**Written problem**
Copy every line of the data exactly, leaving nothing out.

----- Input for this task -----

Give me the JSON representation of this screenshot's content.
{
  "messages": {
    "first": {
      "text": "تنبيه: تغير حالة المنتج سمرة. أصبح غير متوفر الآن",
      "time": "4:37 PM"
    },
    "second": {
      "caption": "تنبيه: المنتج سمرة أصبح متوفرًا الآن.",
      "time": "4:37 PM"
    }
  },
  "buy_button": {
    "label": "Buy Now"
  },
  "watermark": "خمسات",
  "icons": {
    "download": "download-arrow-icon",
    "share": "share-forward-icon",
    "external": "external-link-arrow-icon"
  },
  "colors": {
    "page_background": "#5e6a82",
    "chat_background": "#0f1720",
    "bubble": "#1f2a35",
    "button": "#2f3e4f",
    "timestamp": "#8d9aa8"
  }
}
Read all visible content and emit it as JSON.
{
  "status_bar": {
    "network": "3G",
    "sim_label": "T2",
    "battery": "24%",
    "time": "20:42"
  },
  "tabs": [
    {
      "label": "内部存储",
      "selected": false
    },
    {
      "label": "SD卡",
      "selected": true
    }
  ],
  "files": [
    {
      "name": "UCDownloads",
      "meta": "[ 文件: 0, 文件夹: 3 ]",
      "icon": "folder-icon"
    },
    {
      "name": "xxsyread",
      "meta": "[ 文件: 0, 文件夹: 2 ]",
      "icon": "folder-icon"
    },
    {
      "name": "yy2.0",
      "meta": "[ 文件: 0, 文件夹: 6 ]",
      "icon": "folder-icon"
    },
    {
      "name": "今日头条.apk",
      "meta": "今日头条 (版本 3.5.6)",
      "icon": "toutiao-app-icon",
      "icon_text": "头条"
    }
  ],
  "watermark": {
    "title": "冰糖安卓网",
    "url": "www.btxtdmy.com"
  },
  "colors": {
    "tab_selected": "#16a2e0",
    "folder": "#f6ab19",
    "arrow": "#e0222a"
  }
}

-----

**Solution for this problem**
Give me the JSON representation of this screenshot's content.
{
  "messages": {
    "first": {
      "text": "تنبيه: تغير حالة المنتج سمرة. أصبح غير متوفر الآن",
      "time": "4:37 PM"
    },
    "second": {
      "caption": "تنبيه: المنتج سمرة أصبح متوفرًا الآن.",
      "time": "4:37 PM"
    }
  },
  "buy_button": {
    "label": "Buy Now"
  },
  "watermark": "خمسات",
  "icons": {
    "download": "download-arrow-icon",
    "share": "share-forward-icon",
    "external": "external-link-arrow-icon"
  },
  "colors": {
    "page_background": "#5e6a82",
    "chat_background": "#0f1720",
    "bubble": "#1f2a35",
    "button": "#2f3e4f",
    "timestamp": "#8d9aa8"
  }
}
Read all visible content and emit it as JSON.
{
  "status_bar": {
    "network": "3G",
    "sim_label": "T2",
    "battery": "24%",
    "time": "20:42"
  },
  "tabs": [
    {
      "label": "内部存储",
      "selected": false
    },
    {
      "label": "SD卡",
      "selected": true
    }
  ],
  "files": [
    {
      "name": "UCDownloads",
      "meta": "[ 文件: 0, 文件夹: 3 ]",
      "icon": "folder-icon"
    },
    {
      "name": "xxsyread",
      "meta": "[ 文件: 0, 文件夹: 2 ]",
      "icon": "folder-icon"
    },
    {
      "name": "yy2.0",
      "meta": "[ 文件: 0, 文件夹: 6 ]",
      "icon": "folder-icon"
    },
    {
      "name": "今日头条.apk",
      "meta": "今日头条 (版本 3.5.6)",
      "icon": "toutiao-app-icon",
      "icon_text": "头条"
    }
  ],
  "watermark": {
    "title": "冰糖安卓网",
    "url": "www.btxtdmy.com"
  },
  "colors": {
    "tab_selected": "#16a2e0",
    "folder": "#f6ab19",
    "arrow": "#e0222a"
  }
}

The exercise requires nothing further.